* **STATED PROBLEM**
Report all lines holding "with".

* **SUPPLIED RECORDS**

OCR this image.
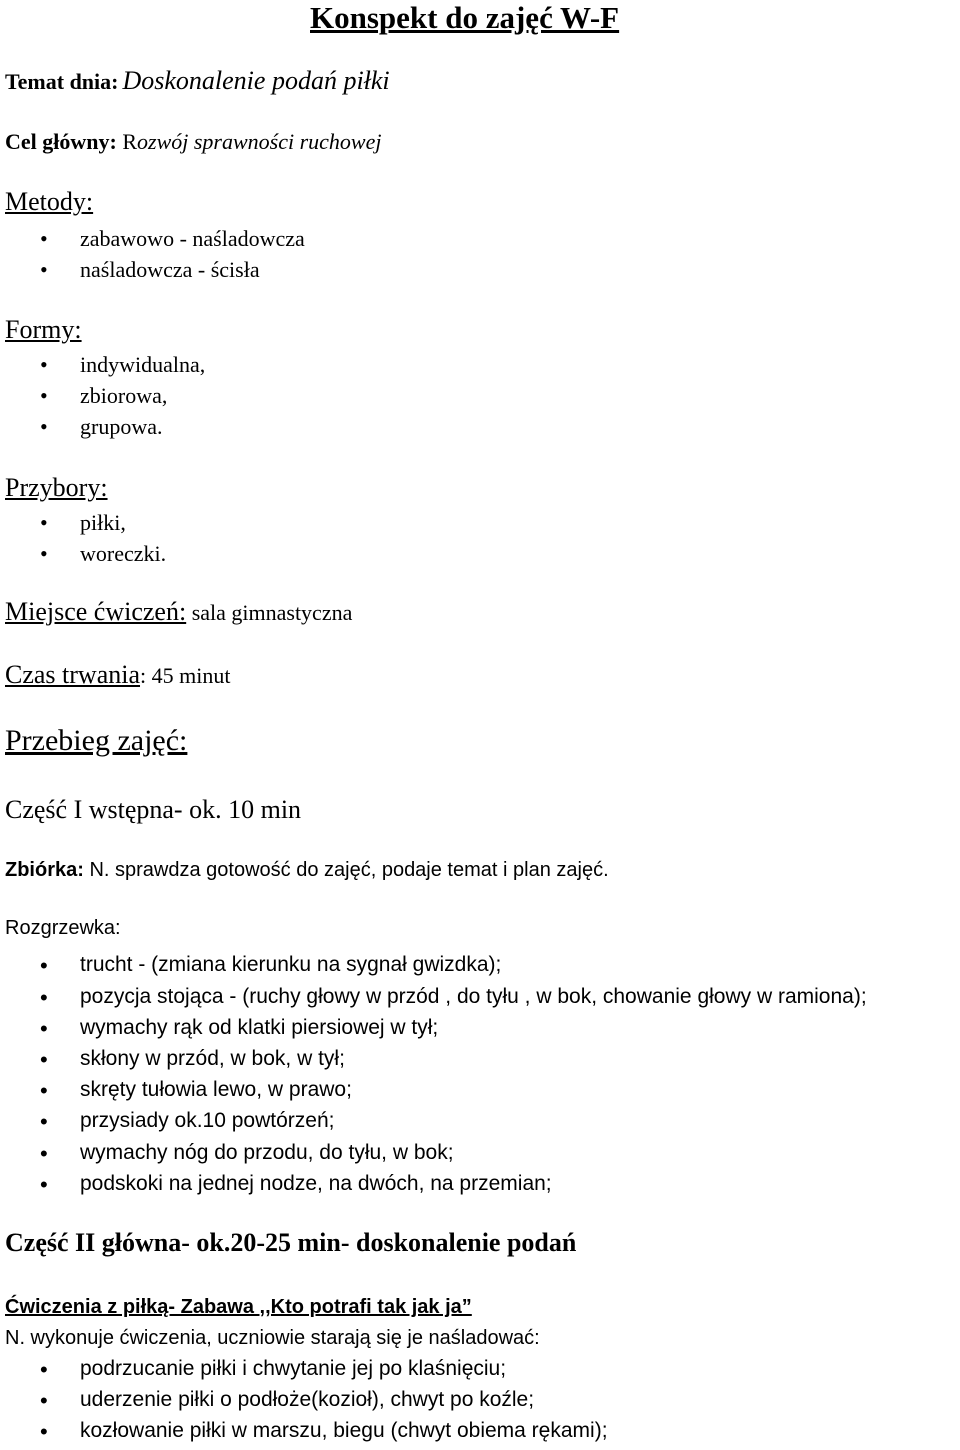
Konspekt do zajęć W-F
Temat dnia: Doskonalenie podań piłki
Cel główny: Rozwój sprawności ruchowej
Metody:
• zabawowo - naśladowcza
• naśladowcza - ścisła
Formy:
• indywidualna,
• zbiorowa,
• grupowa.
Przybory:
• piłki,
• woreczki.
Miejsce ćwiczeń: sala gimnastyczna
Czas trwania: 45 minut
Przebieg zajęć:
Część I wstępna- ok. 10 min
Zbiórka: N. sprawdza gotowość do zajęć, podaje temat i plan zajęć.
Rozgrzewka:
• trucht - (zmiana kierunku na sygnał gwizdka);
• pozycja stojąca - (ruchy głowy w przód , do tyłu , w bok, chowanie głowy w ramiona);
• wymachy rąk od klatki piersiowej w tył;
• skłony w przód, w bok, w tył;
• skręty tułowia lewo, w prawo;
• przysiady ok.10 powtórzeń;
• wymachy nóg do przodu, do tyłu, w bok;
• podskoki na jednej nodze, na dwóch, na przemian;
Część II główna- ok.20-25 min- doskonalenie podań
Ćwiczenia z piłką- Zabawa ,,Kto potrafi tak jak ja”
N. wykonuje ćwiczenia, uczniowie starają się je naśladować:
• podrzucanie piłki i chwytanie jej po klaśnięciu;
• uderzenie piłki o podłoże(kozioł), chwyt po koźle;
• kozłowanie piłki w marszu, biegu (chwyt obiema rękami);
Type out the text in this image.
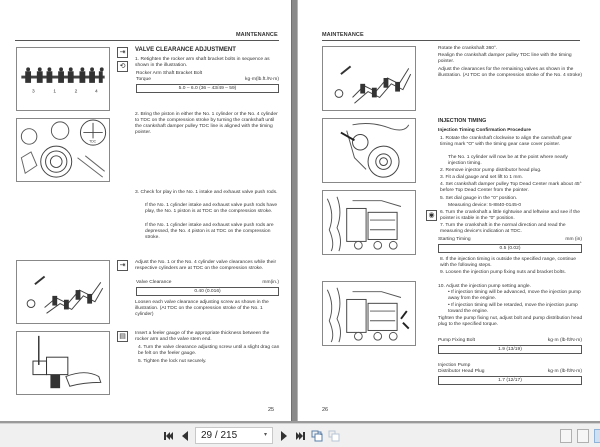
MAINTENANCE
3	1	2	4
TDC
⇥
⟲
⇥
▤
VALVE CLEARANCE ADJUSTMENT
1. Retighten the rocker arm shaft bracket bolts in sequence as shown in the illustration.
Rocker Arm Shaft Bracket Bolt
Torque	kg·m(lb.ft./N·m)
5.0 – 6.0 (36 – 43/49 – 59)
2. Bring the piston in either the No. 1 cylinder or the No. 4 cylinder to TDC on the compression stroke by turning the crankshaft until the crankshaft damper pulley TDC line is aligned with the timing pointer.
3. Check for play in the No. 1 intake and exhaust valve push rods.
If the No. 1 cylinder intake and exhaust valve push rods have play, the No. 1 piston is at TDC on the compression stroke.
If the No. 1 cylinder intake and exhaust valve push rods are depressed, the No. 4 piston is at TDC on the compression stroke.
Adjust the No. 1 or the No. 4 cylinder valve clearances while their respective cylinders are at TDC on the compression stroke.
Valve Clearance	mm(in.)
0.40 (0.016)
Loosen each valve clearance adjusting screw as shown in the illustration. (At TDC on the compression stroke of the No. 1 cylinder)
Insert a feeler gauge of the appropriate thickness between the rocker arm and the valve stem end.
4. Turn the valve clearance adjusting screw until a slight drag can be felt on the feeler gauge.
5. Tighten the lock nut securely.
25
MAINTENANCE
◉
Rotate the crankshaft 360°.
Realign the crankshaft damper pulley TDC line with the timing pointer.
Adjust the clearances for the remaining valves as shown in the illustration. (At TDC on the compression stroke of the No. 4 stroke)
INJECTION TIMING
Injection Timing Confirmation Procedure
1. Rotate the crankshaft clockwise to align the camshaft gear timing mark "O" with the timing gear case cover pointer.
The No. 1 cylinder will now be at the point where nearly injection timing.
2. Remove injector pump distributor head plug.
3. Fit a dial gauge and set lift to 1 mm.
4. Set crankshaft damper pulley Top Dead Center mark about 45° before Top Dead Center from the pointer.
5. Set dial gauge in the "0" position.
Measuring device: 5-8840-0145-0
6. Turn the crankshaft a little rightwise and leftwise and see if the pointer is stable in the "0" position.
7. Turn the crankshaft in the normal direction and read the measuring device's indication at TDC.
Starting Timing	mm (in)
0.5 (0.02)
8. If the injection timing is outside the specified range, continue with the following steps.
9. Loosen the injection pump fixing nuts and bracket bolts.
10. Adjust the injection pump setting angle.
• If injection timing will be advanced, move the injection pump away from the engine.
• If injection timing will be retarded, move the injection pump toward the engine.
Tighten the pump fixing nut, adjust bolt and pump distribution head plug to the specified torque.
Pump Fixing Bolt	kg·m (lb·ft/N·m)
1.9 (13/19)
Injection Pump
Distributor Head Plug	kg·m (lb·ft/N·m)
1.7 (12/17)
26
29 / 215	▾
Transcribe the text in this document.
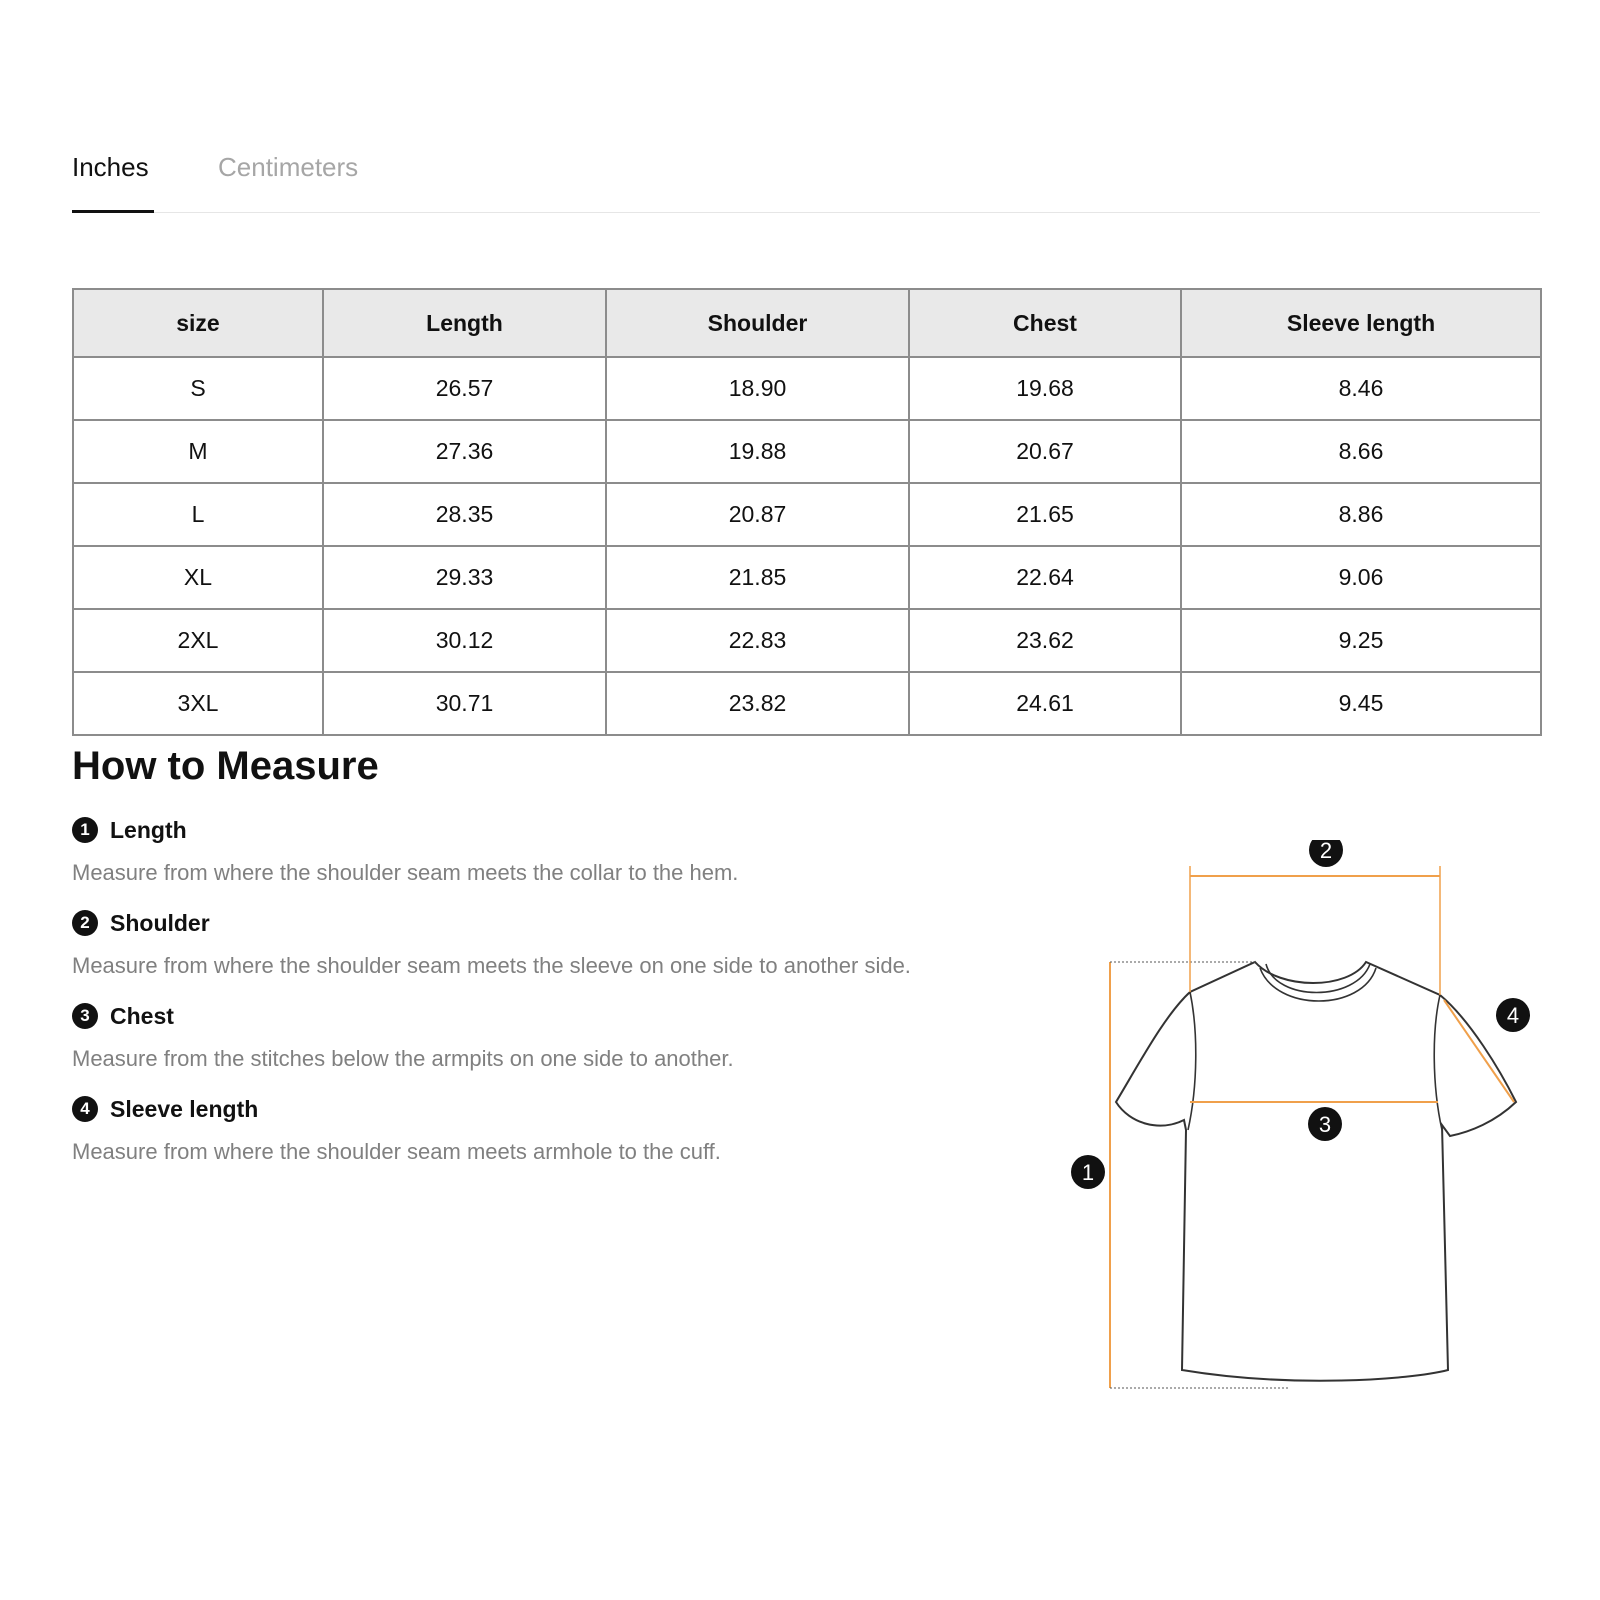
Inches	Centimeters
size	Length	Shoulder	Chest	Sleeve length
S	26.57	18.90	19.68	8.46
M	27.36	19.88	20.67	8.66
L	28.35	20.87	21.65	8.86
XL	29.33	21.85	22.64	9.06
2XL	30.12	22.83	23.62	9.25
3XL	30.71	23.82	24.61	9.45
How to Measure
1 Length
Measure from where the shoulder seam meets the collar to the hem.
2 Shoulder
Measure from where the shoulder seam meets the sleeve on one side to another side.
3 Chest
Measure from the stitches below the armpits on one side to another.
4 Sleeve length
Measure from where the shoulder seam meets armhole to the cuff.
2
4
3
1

* **RESPONSE BELOW**
2. Bring the piston in either the No. 1 cylinder or the No. 4 cylinder to TDC on the compression stroke by turning the crankshaft until the crankshaft damper pulley TDC line is aligned with the timing pointer.
Realign the crankshaft damper pulley TDC line with the timing pointer.
1. Rotate the crankshaft clockwise to align the camshaft gear timing mark "O" with the timing gear case cover pointer.
8. If the injection timing is outside the specified range, continue with the following steps.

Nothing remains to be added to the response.